Given request: Wherever the word "Reuse" shows up in a line, please copy that line.

-- Start of Stored data --

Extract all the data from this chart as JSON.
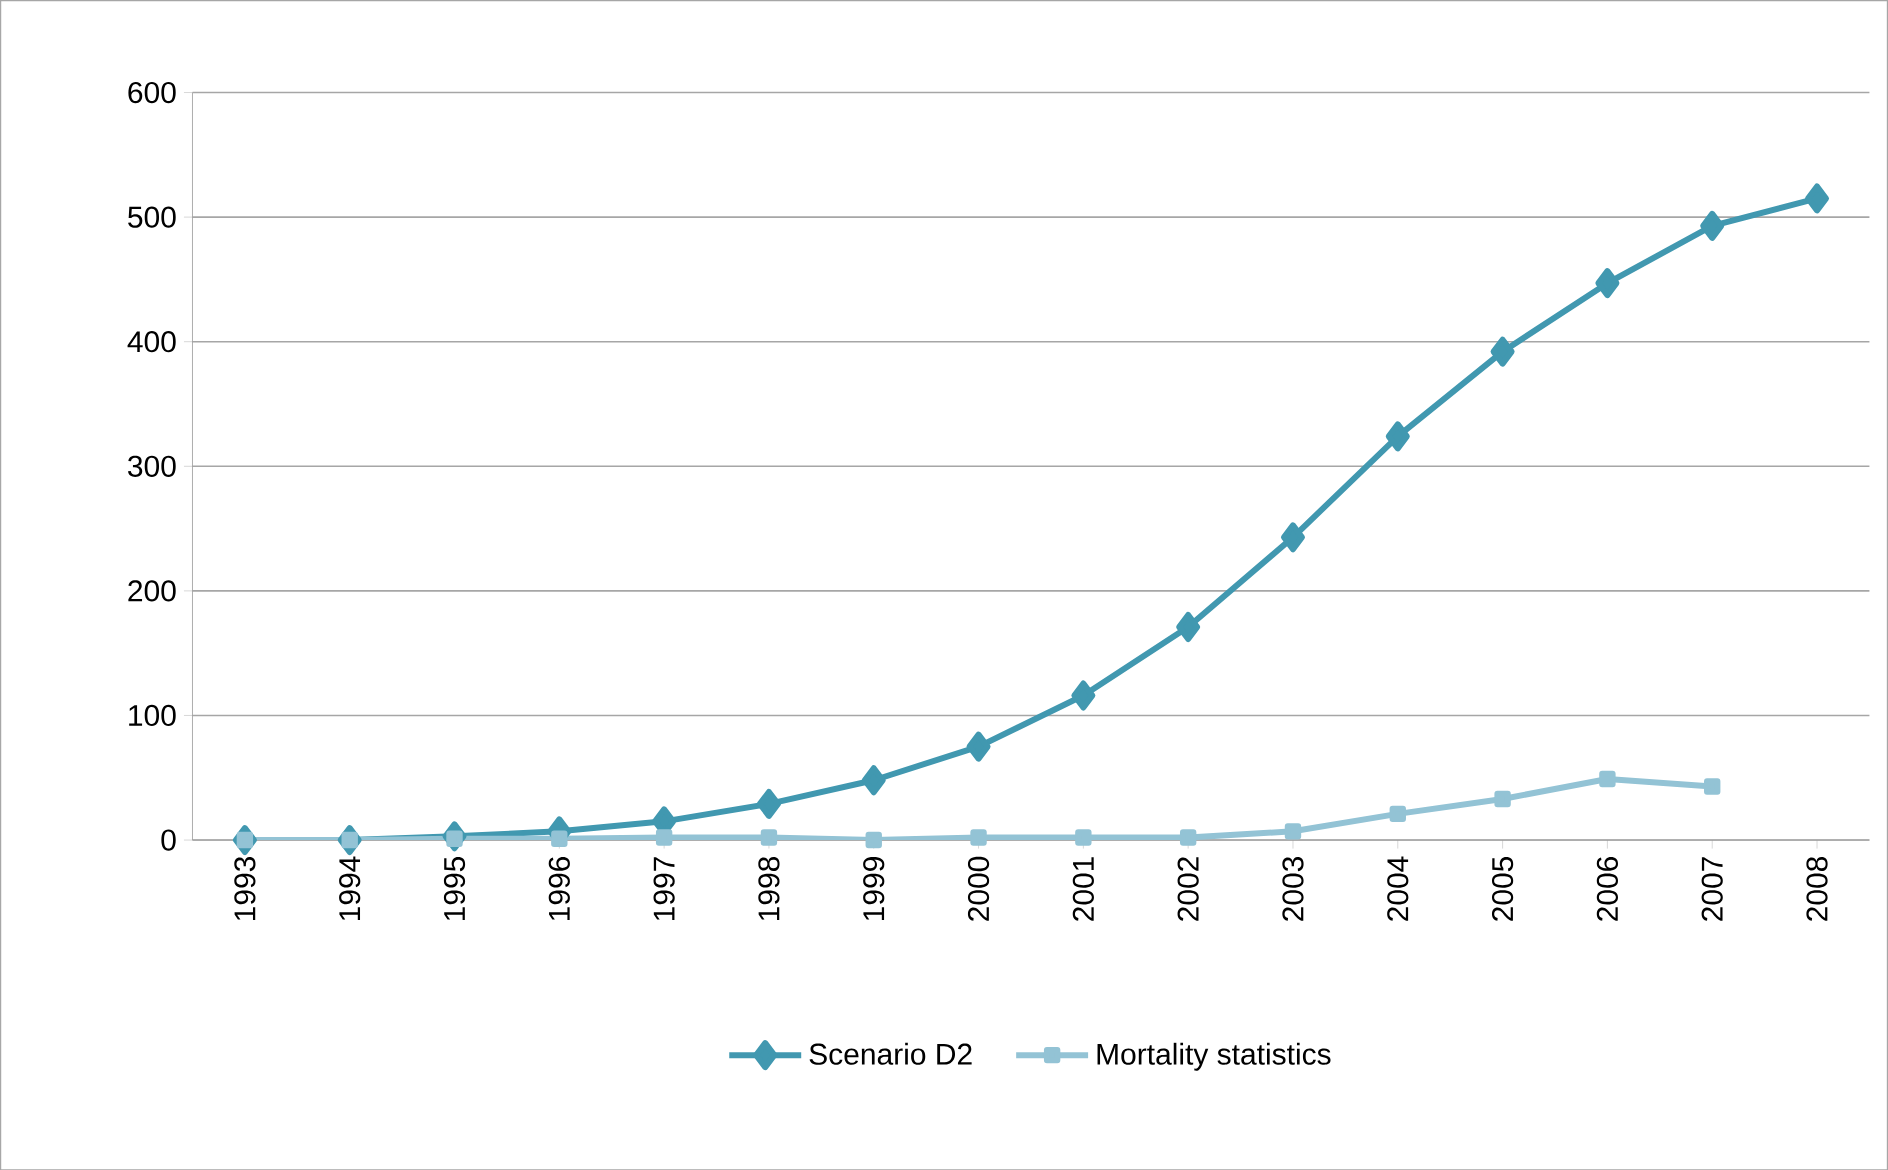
{
  "chart_data": {
    "type": "line",
    "categories": [
      "1993",
      "1994",
      "1995",
      "1996",
      "1997",
      "1998",
      "1999",
      "2000",
      "2001",
      "2002",
      "2003",
      "2004",
      "2005",
      "2006",
      "2007",
      "2008"
    ],
    "series": [
      {
        "name": "Scenario D2",
        "color": "#4198b0",
        "marker": "diamond",
        "values": [
          0,
          0,
          3,
          7,
          15,
          29,
          48,
          75,
          116,
          171,
          243,
          324,
          392,
          447,
          493,
          515
        ]
      },
      {
        "name": "Mortality statistics",
        "color": "#93c3d5",
        "marker": "square",
        "values": [
          0,
          0,
          1,
          1,
          2,
          2,
          0,
          2,
          2,
          2,
          7,
          21,
          33,
          49,
          43,
          null
        ]
      }
    ],
    "ylim": [
      0,
      600
    ],
    "yticks": [
      0,
      100,
      200,
      300,
      400,
      500,
      600
    ],
    "grid": "y",
    "legend": "bottom",
    "line_style": "solid"
  }
}
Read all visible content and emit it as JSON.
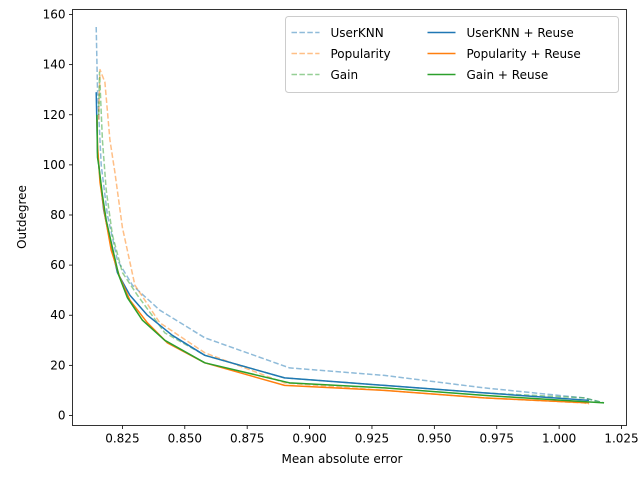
{
  "chart_data": {
    "type": "line",
    "title": "",
    "xlabel": "Mean absolute error",
    "ylabel": "Outdegree",
    "xlim": [
      0.805,
      1.027
    ],
    "ylim": [
      -4,
      162
    ],
    "xticks": [
      0.825,
      0.85,
      0.875,
      0.9,
      0.925,
      0.95,
      0.975,
      1.0,
      1.025
    ],
    "xtick_labels": [
      "0.825",
      "0.850",
      "0.875",
      "0.900",
      "0.925",
      "0.950",
      "0.975",
      "1.000",
      "1.025"
    ],
    "yticks": [
      0,
      20,
      40,
      60,
      80,
      100,
      120,
      140,
      160
    ],
    "ytick_labels": [
      "0",
      "20",
      "40",
      "60",
      "80",
      "100",
      "120",
      "140",
      "160"
    ],
    "grid": false,
    "legend": {
      "position": "top-right",
      "columns": 2
    },
    "series": [
      {
        "name": "UserKNN",
        "color": "#1f77b4",
        "dashed": true,
        "faded": true,
        "x": [
          0.8145,
          0.815,
          0.8165,
          0.819,
          0.823,
          0.829,
          0.84,
          0.858,
          0.892,
          0.93,
          0.97,
          1.01,
          1.018
        ],
        "y": [
          155,
          130,
          100,
          80,
          62,
          52,
          42,
          31,
          19,
          16,
          11,
          7,
          5
        ]
      },
      {
        "name": "Popularity",
        "color": "#ff7f0e",
        "dashed": true,
        "faded": true,
        "x": [
          0.8155,
          0.816,
          0.818,
          0.82,
          0.822,
          0.825,
          0.83,
          0.84,
          0.858,
          0.89,
          0.93,
          0.97,
          1.01,
          1.012
        ],
        "y": [
          118,
          138,
          133,
          110,
          97,
          75,
          52,
          37,
          25,
          13,
          10,
          7,
          5,
          4.5
        ]
      },
      {
        "name": "Gain",
        "color": "#2ca02c",
        "dashed": true,
        "faded": true,
        "x": [
          0.8155,
          0.8158,
          0.817,
          0.8185,
          0.821,
          0.825,
          0.831,
          0.842,
          0.858,
          0.89,
          0.93,
          0.97,
          1.01,
          1.018
        ],
        "y": [
          120,
          137,
          110,
          90,
          72,
          57,
          48,
          33,
          24,
          15,
          12,
          9,
          7,
          5
        ]
      },
      {
        "name": "UserKNN + Reuse",
        "color": "#1f77b4",
        "dashed": false,
        "faded": false,
        "x": [
          0.8145,
          0.815,
          0.816,
          0.8175,
          0.82,
          0.823,
          0.828,
          0.835,
          0.845,
          0.858,
          0.89,
          0.93,
          0.97,
          1.012
        ],
        "y": [
          129,
          105,
          95,
          82,
          70,
          57,
          48,
          40,
          32,
          24,
          15,
          12,
          9,
          6
        ]
      },
      {
        "name": "Popularity + Reuse",
        "color": "#ff7f0e",
        "dashed": false,
        "faded": false,
        "x": [
          0.8148,
          0.815,
          0.816,
          0.818,
          0.8205,
          0.824,
          0.828,
          0.835,
          0.843,
          0.858,
          0.89,
          0.93,
          0.97,
          1.012
        ],
        "y": [
          118,
          108,
          93,
          80,
          66,
          55,
          46,
          37,
          29,
          21,
          12,
          10,
          7,
          5
        ]
      },
      {
        "name": "Gain + Reuse",
        "color": "#2ca02c",
        "dashed": false,
        "faded": false,
        "x": [
          0.8148,
          0.815,
          0.8155,
          0.817,
          0.8185,
          0.821,
          0.8235,
          0.827,
          0.833,
          0.842,
          0.858,
          0.892,
          0.93,
          0.97,
          1.018
        ],
        "y": [
          120,
          103,
          100,
          88,
          78,
          67,
          56,
          47,
          38,
          30,
          21,
          13,
          11,
          8,
          5
        ]
      }
    ]
  }
}
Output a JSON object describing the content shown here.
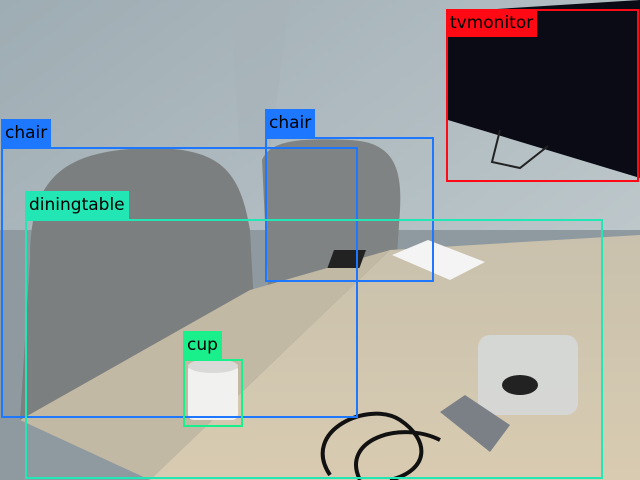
{
  "detections": [
    {
      "label": "tvmonitor",
      "color": "#ff0a14"
    },
    {
      "label": "chair",
      "color": "#1e78ff"
    },
    {
      "label": "chair",
      "color": "#1e78ff"
    },
    {
      "label": "diningtable",
      "color": "#22e6b4"
    },
    {
      "label": "cup",
      "color": "#19f08c"
    }
  ]
}
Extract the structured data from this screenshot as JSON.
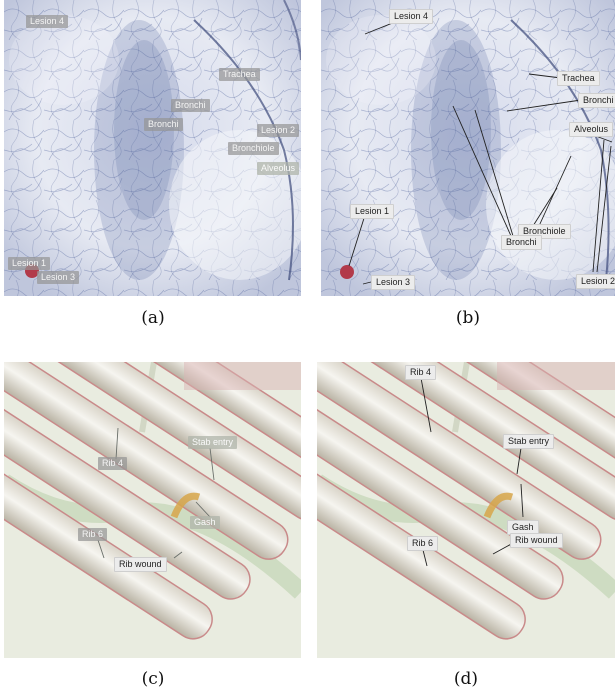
{
  "figure": {
    "panels": [
      {
        "id": "a",
        "caption": "(a)",
        "labels": [
          "Lesion 4",
          "Trachea",
          "Bronchi",
          "Bronchi",
          "Lesion 2",
          "Bronchiole",
          "Alveolus",
          "Lesion 1",
          "Lesion 3"
        ]
      },
      {
        "id": "b",
        "caption": "(b)",
        "labels": [
          "Lesion 4",
          "Trachea",
          "Bronchi",
          "Alveolus",
          "Lesion 1",
          "Bronchiole",
          "Bronchi",
          "Lesion 3",
          "Lesion 2"
        ]
      },
      {
        "id": "c",
        "caption": "(c)",
        "labels": [
          "Stab entry",
          "Rib 4",
          "Gash",
          "Rib 6",
          "Rib wound"
        ]
      },
      {
        "id": "d",
        "caption": "(d)",
        "labels": [
          "Rib 4",
          "Stab entry",
          "Gash",
          "Rib 6",
          "Rib wound"
        ]
      }
    ]
  },
  "colors": {
    "lung_background": "#eef0f6",
    "vessel": "#5668a0",
    "lesion": "#b23a4a",
    "rib_background": "#e9ece0",
    "rib_bone": "#f1f0ea",
    "rib_edge": "#c98a8a",
    "tissue_green": "#9fbf8a"
  }
}
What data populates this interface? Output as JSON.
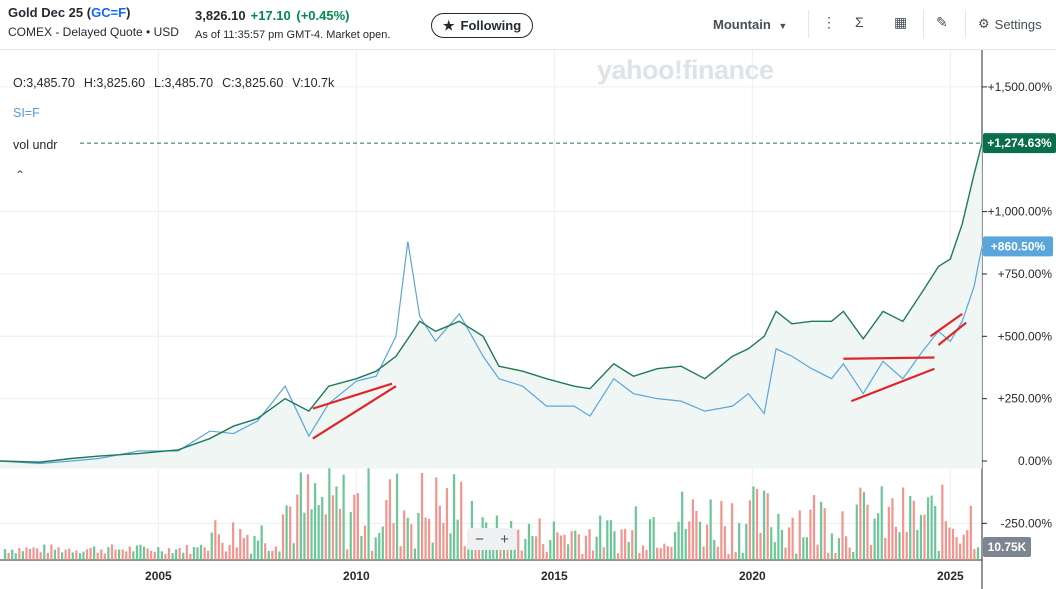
{
  "header": {
    "name": "Gold Dec 25",
    "ticker": "GC=F",
    "exchange": "COMEX - Delayed Quote • USD",
    "price": "3,826.10",
    "change": "+17.10",
    "change_pct": "(+0.45%)",
    "as_of": "As of 11:35:57 pm GMT-4. Market open.",
    "follow_label": "Following",
    "timezone": "Mountain",
    "settings_label": "Settings"
  },
  "legend": {
    "ohlc": [
      "O:3,485.70",
      "H:3,825.60",
      "L:3,485.70",
      "C:3,825.60",
      "V:10.7k"
    ],
    "compare": "SI=F",
    "indicator": "vol undr"
  },
  "watermark": "yahoo!finance",
  "zoom": {
    "minus": "−",
    "plus": "+"
  },
  "colors": {
    "gold": "#1f7a5a",
    "silver": "#5aa6dc",
    "up": "#5cc08c",
    "down": "#f08a82",
    "trend": "#e0262c",
    "badge": "#0a6e4a",
    "badge2": "#5aa6dc",
    "volbadge": "#7b8691"
  },
  "chart_data": {
    "type": "line",
    "x_ticks": [
      "2005",
      "2010",
      "2015",
      "2020",
      "2025"
    ],
    "y_ticks": [
      "+1,500.00%",
      "+1,000.00%",
      "+750.00%",
      "+500.00%",
      "+250.00%",
      "0.00%",
      "-250.00%"
    ],
    "ylim": [
      -350,
      1600
    ],
    "xlim": [
      2001.0,
      2025.8
    ],
    "last_gold_label": "+1,274.63%",
    "last_silver_label": "+860.50%",
    "volume_label": "10.75K",
    "series": [
      {
        "name": "GC=F",
        "values": [
          [
            2001.0,
            0
          ],
          [
            2002.0,
            -5
          ],
          [
            2002.8,
            10
          ],
          [
            2003.5,
            20
          ],
          [
            2004.5,
            30
          ],
          [
            2005.5,
            45
          ],
          [
            2006.3,
            90
          ],
          [
            2006.9,
            140
          ],
          [
            2007.5,
            170
          ],
          [
            2008.2,
            250
          ],
          [
            2008.8,
            200
          ],
          [
            2009.3,
            300
          ],
          [
            2010.0,
            330
          ],
          [
            2010.5,
            360
          ],
          [
            2011.0,
            420
          ],
          [
            2011.6,
            560
          ],
          [
            2012.0,
            520
          ],
          [
            2012.6,
            560
          ],
          [
            2013.2,
            500
          ],
          [
            2013.6,
            380
          ],
          [
            2014.2,
            360
          ],
          [
            2014.8,
            330
          ],
          [
            2015.5,
            300
          ],
          [
            2015.9,
            290
          ],
          [
            2016.5,
            390
          ],
          [
            2017.0,
            340
          ],
          [
            2017.6,
            370
          ],
          [
            2018.2,
            380
          ],
          [
            2018.8,
            330
          ],
          [
            2019.5,
            420
          ],
          [
            2019.9,
            450
          ],
          [
            2020.3,
            500
          ],
          [
            2020.6,
            600
          ],
          [
            2021.0,
            550
          ],
          [
            2021.5,
            560
          ],
          [
            2022.0,
            560
          ],
          [
            2022.3,
            600
          ],
          [
            2022.8,
            490
          ],
          [
            2023.3,
            600
          ],
          [
            2023.8,
            560
          ],
          [
            2024.3,
            680
          ],
          [
            2024.7,
            780
          ],
          [
            2025.0,
            810
          ],
          [
            2025.3,
            950
          ],
          [
            2025.6,
            1150
          ],
          [
            2025.8,
            1274.63
          ]
        ]
      },
      {
        "name": "SI=F",
        "values": [
          [
            2001.0,
            0
          ],
          [
            2002.0,
            -10
          ],
          [
            2002.8,
            0
          ],
          [
            2003.5,
            10
          ],
          [
            2004.5,
            40
          ],
          [
            2005.5,
            40
          ],
          [
            2006.3,
            120
          ],
          [
            2006.9,
            110
          ],
          [
            2007.5,
            160
          ],
          [
            2008.2,
            300
          ],
          [
            2008.8,
            100
          ],
          [
            2009.3,
            230
          ],
          [
            2010.0,
            320
          ],
          [
            2010.5,
            340
          ],
          [
            2011.0,
            500
          ],
          [
            2011.3,
            880
          ],
          [
            2011.6,
            580
          ],
          [
            2012.0,
            480
          ],
          [
            2012.6,
            590
          ],
          [
            2013.2,
            420
          ],
          [
            2013.6,
            330
          ],
          [
            2014.2,
            300
          ],
          [
            2014.8,
            220
          ],
          [
            2015.5,
            220
          ],
          [
            2015.9,
            180
          ],
          [
            2016.5,
            330
          ],
          [
            2017.0,
            270
          ],
          [
            2017.6,
            250
          ],
          [
            2018.2,
            240
          ],
          [
            2018.8,
            200
          ],
          [
            2019.5,
            220
          ],
          [
            2019.9,
            270
          ],
          [
            2020.3,
            190
          ],
          [
            2020.6,
            450
          ],
          [
            2021.0,
            420
          ],
          [
            2021.5,
            370
          ],
          [
            2022.0,
            330
          ],
          [
            2022.3,
            390
          ],
          [
            2022.8,
            270
          ],
          [
            2023.3,
            400
          ],
          [
            2023.8,
            330
          ],
          [
            2024.3,
            440
          ],
          [
            2024.7,
            520
          ],
          [
            2025.0,
            480
          ],
          [
            2025.3,
            560
          ],
          [
            2025.6,
            700
          ],
          [
            2025.8,
            860.5
          ]
        ]
      }
    ],
    "trendlines": [
      [
        [
          2008.9,
          90
        ],
        [
          2011.0,
          300
        ]
      ],
      [
        [
          2008.9,
          210
        ],
        [
          2010.9,
          310
        ]
      ],
      [
        [
          2022.3,
          410
        ],
        [
          2024.6,
          415
        ]
      ],
      [
        [
          2022.5,
          240
        ],
        [
          2024.6,
          370
        ]
      ],
      [
        [
          2024.5,
          500
        ],
        [
          2025.3,
          590
        ]
      ],
      [
        [
          2024.7,
          465
        ],
        [
          2025.4,
          555
        ]
      ]
    ]
  }
}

-- End of Stored data --

Complete response:
        "name": "UserKNN + Reuse",
        "name": "Popularity + Reuse",
        "name": "Gain + Reuse",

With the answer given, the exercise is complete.